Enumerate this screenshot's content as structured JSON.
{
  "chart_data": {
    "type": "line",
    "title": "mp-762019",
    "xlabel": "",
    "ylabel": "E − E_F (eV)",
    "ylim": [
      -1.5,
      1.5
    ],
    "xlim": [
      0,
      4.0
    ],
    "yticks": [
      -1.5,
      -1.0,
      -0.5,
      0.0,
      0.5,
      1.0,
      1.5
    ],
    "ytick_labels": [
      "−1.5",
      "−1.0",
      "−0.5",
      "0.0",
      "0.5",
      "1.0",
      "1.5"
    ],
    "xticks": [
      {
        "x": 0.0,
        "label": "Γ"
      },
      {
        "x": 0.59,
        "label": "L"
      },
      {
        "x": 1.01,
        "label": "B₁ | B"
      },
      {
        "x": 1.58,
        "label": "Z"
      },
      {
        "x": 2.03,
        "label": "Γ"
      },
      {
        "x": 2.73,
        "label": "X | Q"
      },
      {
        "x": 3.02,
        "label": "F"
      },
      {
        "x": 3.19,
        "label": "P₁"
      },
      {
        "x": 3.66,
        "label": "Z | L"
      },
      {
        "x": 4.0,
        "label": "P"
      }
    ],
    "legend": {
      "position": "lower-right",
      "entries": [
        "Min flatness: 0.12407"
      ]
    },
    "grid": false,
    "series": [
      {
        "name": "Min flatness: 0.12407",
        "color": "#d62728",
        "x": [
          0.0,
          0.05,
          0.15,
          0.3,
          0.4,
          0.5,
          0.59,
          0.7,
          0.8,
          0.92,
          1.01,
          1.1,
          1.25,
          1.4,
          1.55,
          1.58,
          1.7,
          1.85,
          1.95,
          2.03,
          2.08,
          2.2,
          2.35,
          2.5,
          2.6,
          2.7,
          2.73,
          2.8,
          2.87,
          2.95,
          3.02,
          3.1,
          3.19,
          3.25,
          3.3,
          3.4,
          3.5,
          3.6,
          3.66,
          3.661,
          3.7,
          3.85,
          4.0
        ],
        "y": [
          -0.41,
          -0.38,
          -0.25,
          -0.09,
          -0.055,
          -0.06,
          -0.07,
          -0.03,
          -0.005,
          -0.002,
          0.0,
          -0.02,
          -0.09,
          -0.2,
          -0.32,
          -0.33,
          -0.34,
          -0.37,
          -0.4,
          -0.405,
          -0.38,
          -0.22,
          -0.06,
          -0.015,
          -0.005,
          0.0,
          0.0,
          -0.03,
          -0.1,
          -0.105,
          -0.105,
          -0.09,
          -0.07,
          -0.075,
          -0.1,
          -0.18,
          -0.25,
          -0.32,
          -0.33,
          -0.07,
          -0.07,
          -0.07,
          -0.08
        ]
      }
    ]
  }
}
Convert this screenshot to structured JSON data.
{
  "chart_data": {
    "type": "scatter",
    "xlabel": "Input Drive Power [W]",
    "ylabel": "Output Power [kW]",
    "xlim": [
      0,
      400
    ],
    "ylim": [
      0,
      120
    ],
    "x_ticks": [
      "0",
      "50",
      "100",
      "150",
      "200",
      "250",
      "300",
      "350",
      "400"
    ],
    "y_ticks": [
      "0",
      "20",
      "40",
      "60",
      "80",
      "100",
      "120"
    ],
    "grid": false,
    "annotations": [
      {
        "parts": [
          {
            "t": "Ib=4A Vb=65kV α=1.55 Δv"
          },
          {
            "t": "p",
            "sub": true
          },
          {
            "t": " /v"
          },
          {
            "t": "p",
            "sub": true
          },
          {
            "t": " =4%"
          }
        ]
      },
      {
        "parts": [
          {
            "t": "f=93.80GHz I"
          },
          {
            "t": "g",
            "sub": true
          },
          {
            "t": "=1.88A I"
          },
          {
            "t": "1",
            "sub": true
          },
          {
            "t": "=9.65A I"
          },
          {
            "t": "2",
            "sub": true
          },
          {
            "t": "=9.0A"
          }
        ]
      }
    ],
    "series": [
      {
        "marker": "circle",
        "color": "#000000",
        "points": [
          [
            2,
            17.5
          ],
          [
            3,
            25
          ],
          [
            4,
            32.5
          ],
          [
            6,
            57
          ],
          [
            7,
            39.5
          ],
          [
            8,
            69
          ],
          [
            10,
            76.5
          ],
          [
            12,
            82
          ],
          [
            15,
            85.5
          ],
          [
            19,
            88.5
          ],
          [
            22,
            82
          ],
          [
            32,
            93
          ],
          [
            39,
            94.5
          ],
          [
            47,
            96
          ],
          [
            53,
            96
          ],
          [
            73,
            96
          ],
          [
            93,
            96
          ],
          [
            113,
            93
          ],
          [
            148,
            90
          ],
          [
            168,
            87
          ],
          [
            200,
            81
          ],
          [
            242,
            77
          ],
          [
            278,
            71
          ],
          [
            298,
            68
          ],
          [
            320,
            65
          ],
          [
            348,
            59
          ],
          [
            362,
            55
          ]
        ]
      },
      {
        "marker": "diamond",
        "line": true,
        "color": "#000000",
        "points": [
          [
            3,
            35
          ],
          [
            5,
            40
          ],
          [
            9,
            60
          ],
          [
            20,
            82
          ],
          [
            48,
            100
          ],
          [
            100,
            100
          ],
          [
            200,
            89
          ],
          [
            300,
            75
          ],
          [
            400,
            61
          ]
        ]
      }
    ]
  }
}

____

(What is needed): Would you reproduce all the entries exactly?

(Task solution):
Enumerate this screenshot's content as structured JSON.
{
  "chart_data": {
    "type": "line",
    "title": "mp-762019",
    "xlabel": "",
    "ylabel": "E − E_F (eV)",
    "ylim": [
      -1.5,
      1.5
    ],
    "xlim": [
      0,
      4.0
    ],
    "yticks": [
      -1.5,
      -1.0,
      -0.5,
      0.0,
      0.5,
      1.0,
      1.5
    ],
    "ytick_labels": [
      "−1.5",
      "−1.0",
      "−0.5",
      "0.0",
      "0.5",
      "1.0",
      "1.5"
    ],
    "xticks": [
      {
        "x": 0.0,
        "label": "Γ"
      },
      {
        "x": 0.59,
        "label": "L"
      },
      {
        "x": 1.01,
        "label": "B₁ | B"
      },
      {
        "x": 1.58,
        "label": "Z"
      },
      {
        "x": 2.03,
        "label": "Γ"
      },
      {
        "x": 2.73,
        "label": "X | Q"
      },
      {
        "x": 3.02,
        "label": "F"
      },
      {
        "x": 3.19,
        "label": "P₁"
      },
      {
        "x": 3.66,
        "label": "Z | L"
      },
      {
        "x": 4.0,
        "label": "P"
      }
    ],
    "legend": {
      "position": "lower-right",
      "entries": [
        "Min flatness: 0.12407"
      ]
    },
    "grid": false,
    "series": [
      {
        "name": "Min flatness: 0.12407",
        "color": "#d62728",
        "x": [
          0.0,
          0.05,
          0.15,
          0.3,
          0.4,
          0.5,
          0.59,
          0.7,
          0.8,
          0.92,
          1.01,
          1.1,
          1.25,
          1.4,
          1.55,
          1.58,
          1.7,
          1.85,
          1.95,
          2.03,
          2.08,
          2.2,
          2.35,
          2.5,
          2.6,
          2.7,
          2.73,
          2.8,
          2.87,
          2.95,
          3.02,
          3.1,
          3.19,
          3.25,
          3.3,
          3.4,
          3.5,
          3.6,
          3.66,
          3.661,
          3.7,
          3.85,
          4.0
        ],
        "y": [
          -0.41,
          -0.38,
          -0.25,
          -0.09,
          -0.055,
          -0.06,
          -0.07,
          -0.03,
          -0.005,
          -0.002,
          0.0,
          -0.02,
          -0.09,
          -0.2,
          -0.32,
          -0.33,
          -0.34,
          -0.37,
          -0.4,
          -0.405,
          -0.38,
          -0.22,
          -0.06,
          -0.015,
          -0.005,
          0.0,
          0.0,
          -0.03,
          -0.1,
          -0.105,
          -0.105,
          -0.09,
          -0.07,
          -0.075,
          -0.1,
          -0.18,
          -0.25,
          -0.32,
          -0.33,
          -0.07,
          -0.07,
          -0.07,
          -0.08
        ]
      }
    ]
  }
}
Convert this screenshot to structured JSON data.
{
  "chart_data": {
    "type": "scatter",
    "xlabel": "Input Drive Power [W]",
    "ylabel": "Output Power [kW]",
    "xlim": [
      0,
      400
    ],
    "ylim": [
      0,
      120
    ],
    "x_ticks": [
      "0",
      "50",
      "100",
      "150",
      "200",
      "250",
      "300",
      "350",
      "400"
    ],
    "y_ticks": [
      "0",
      "20",
      "40",
      "60",
      "80",
      "100",
      "120"
    ],
    "grid": false,
    "annotations": [
      {
        "parts": [
          {
            "t": "Ib=4A Vb=65kV α=1.55 Δv"
          },
          {
            "t": "p",
            "sub": true
          },
          {
            "t": " /v"
          },
          {
            "t": "p",
            "sub": true
          },
          {
            "t": " =4%"
          }
        ]
      },
      {
        "parts": [
          {
            "t": "f=93.80GHz I"
          },
          {
            "t": "g",
            "sub": true
          },
          {
            "t": "=1.88A I"
          },
          {
            "t": "1",
            "sub": true
          },
          {
            "t": "=9.65A I"
          },
          {
            "t": "2",
            "sub": true
          },
          {
            "t": "=9.0A"
          }
        ]
      }
    ],
    "series": [
      {
        "marker": "circle",
        "color": "#000000",
        "points": [
          [
            2,
            17.5
          ],
          [
            3,
            25
          ],
          [
            4,
            32.5
          ],
          [
            6,
            57
          ],
          [
            7,
            39.5
          ],
          [
            8,
            69
          ],
          [
            10,
            76.5
          ],
          [
            12,
            82
          ],
          [
            15,
            85.5
          ],
          [
            19,
            88.5
          ],
          [
            22,
            82
          ],
          [
            32,
            93
          ],
          [
            39,
            94.5
          ],
          [
            47,
            96
          ],
          [
            53,
            96
          ],
          [
            73,
            96
          ],
          [
            93,
            96
          ],
          [
            113,
            93
          ],
          [
            148,
            90
          ],
          [
            168,
            87
          ],
          [
            200,
            81
          ],
          [
            242,
            77
          ],
          [
            278,
            71
          ],
          [
            298,
            68
          ],
          [
            320,
            65
          ],
          [
            348,
            59
          ],
          [
            362,
            55
          ]
        ]
      },
      {
        "marker": "diamond",
        "line": true,
        "color": "#000000",
        "points": [
          [
            3,
            35
          ],
          [
            5,
            40
          ],
          [
            9,
            60
          ],
          [
            20,
            82
          ],
          [
            48,
            100
          ],
          [
            100,
            100
          ],
          [
            200,
            89
          ],
          [
            300,
            75
          ],
          [
            400,
            61
          ]
        ]
      }
    ]
  }
}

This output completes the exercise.